_The data_
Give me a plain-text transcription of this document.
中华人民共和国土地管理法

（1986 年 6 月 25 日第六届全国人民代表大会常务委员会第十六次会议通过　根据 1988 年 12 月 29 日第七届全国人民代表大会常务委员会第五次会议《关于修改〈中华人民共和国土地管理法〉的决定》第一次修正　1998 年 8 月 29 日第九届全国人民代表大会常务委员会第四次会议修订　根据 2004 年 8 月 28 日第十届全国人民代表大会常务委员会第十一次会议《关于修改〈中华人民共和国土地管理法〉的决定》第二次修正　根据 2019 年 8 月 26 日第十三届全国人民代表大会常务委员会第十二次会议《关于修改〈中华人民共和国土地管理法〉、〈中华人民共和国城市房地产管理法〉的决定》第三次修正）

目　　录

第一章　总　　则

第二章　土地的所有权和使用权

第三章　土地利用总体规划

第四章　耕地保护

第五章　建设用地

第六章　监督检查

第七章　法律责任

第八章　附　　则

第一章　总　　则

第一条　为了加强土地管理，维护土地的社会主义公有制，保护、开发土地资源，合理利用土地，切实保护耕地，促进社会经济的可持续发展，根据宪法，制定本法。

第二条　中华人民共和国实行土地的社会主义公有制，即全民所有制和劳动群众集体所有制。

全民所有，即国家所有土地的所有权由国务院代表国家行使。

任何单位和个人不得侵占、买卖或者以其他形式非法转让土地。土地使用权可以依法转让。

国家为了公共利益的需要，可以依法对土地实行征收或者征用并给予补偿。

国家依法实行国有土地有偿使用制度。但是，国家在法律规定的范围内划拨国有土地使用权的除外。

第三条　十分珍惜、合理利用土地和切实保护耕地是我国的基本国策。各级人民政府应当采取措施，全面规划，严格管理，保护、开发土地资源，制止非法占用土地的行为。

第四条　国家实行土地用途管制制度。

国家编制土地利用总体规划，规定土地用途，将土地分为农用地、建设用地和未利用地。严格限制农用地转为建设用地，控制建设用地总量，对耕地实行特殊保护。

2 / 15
---
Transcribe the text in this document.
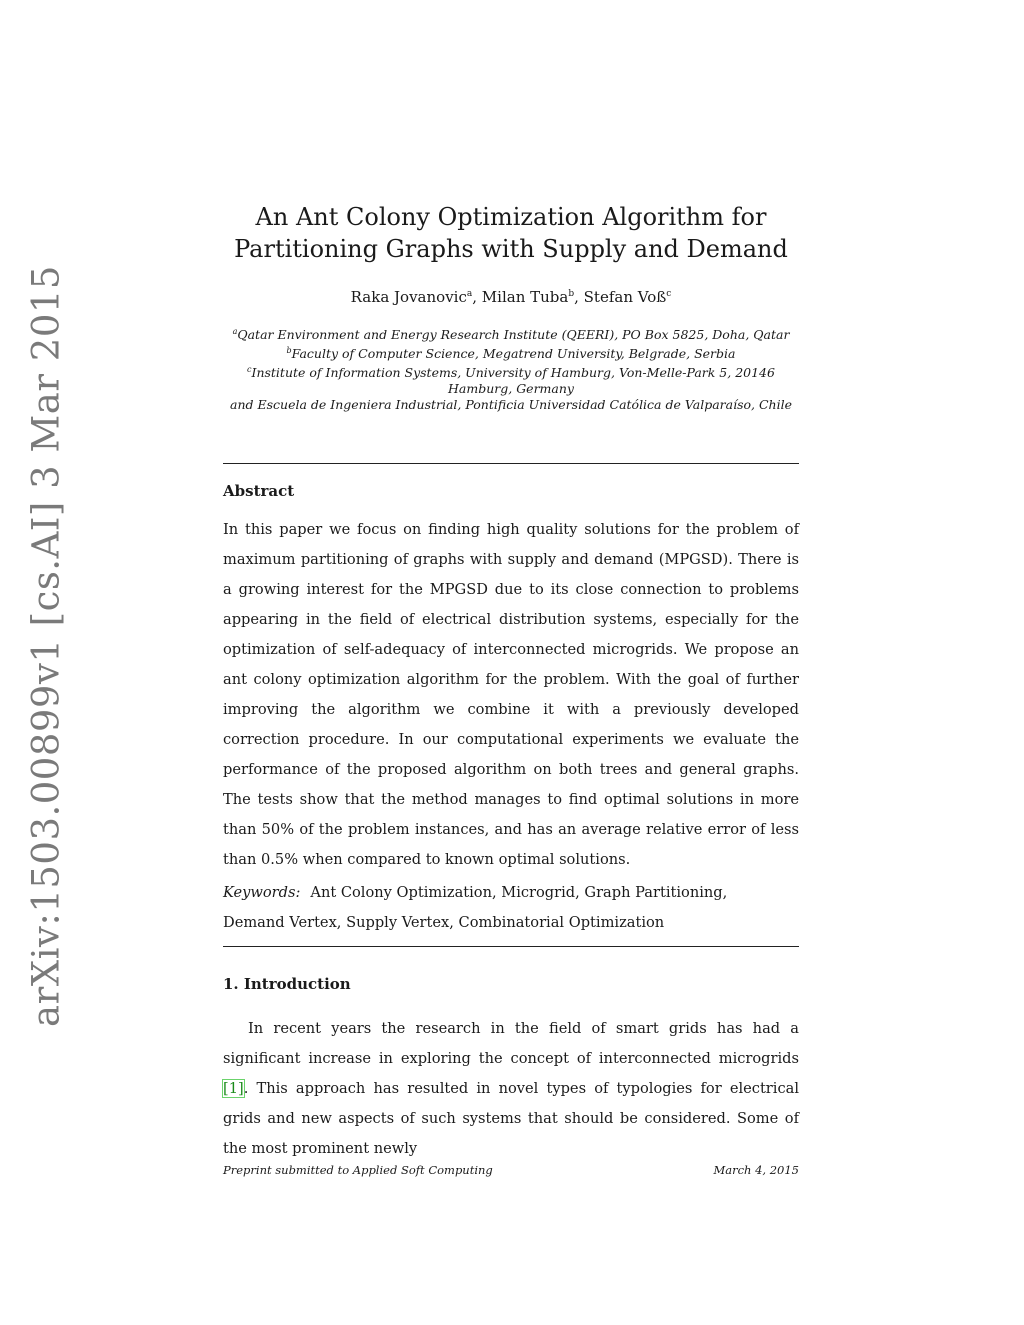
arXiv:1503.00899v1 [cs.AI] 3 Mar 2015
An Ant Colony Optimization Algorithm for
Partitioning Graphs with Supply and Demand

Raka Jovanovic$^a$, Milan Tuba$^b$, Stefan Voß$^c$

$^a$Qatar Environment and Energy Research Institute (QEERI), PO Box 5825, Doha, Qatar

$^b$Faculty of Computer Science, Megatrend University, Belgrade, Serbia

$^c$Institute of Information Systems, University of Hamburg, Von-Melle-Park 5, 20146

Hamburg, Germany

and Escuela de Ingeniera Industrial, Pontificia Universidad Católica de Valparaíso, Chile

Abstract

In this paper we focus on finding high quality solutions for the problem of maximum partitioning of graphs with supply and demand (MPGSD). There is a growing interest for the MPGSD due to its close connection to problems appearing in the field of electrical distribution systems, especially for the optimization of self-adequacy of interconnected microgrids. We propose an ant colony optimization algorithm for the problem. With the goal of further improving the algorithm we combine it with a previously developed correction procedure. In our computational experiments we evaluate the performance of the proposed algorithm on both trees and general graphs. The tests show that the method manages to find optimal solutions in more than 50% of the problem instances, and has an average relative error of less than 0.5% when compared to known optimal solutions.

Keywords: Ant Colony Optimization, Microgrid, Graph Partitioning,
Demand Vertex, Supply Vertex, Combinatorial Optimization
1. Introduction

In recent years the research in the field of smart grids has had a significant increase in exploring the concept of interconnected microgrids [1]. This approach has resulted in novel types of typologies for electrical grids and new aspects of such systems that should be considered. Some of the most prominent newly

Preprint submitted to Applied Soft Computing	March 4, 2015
==
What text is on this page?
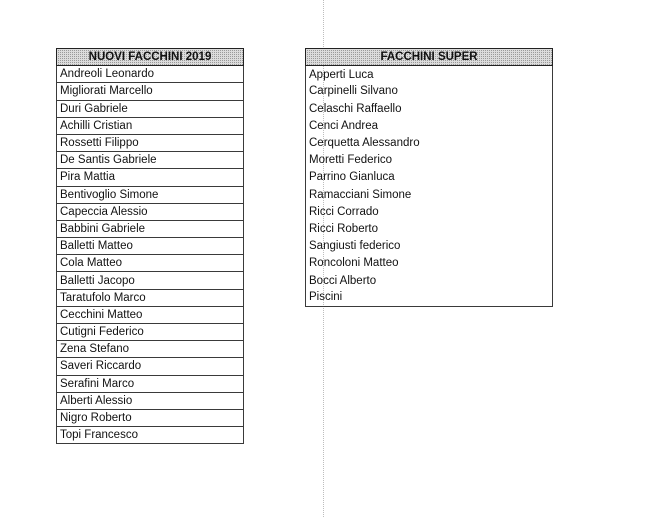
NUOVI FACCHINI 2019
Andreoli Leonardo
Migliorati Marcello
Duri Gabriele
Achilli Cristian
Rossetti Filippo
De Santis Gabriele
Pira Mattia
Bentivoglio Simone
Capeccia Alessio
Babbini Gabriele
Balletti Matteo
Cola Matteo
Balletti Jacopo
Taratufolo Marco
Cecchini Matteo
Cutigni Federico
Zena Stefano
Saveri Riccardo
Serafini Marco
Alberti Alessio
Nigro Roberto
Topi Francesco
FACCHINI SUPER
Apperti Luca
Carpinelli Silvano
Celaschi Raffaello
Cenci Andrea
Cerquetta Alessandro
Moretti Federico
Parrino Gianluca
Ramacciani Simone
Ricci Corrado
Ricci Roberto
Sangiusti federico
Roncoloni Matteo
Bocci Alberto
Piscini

_Goal_
Only the number is wanted: how many lines of the material above include the word "with"?

_Final result_
2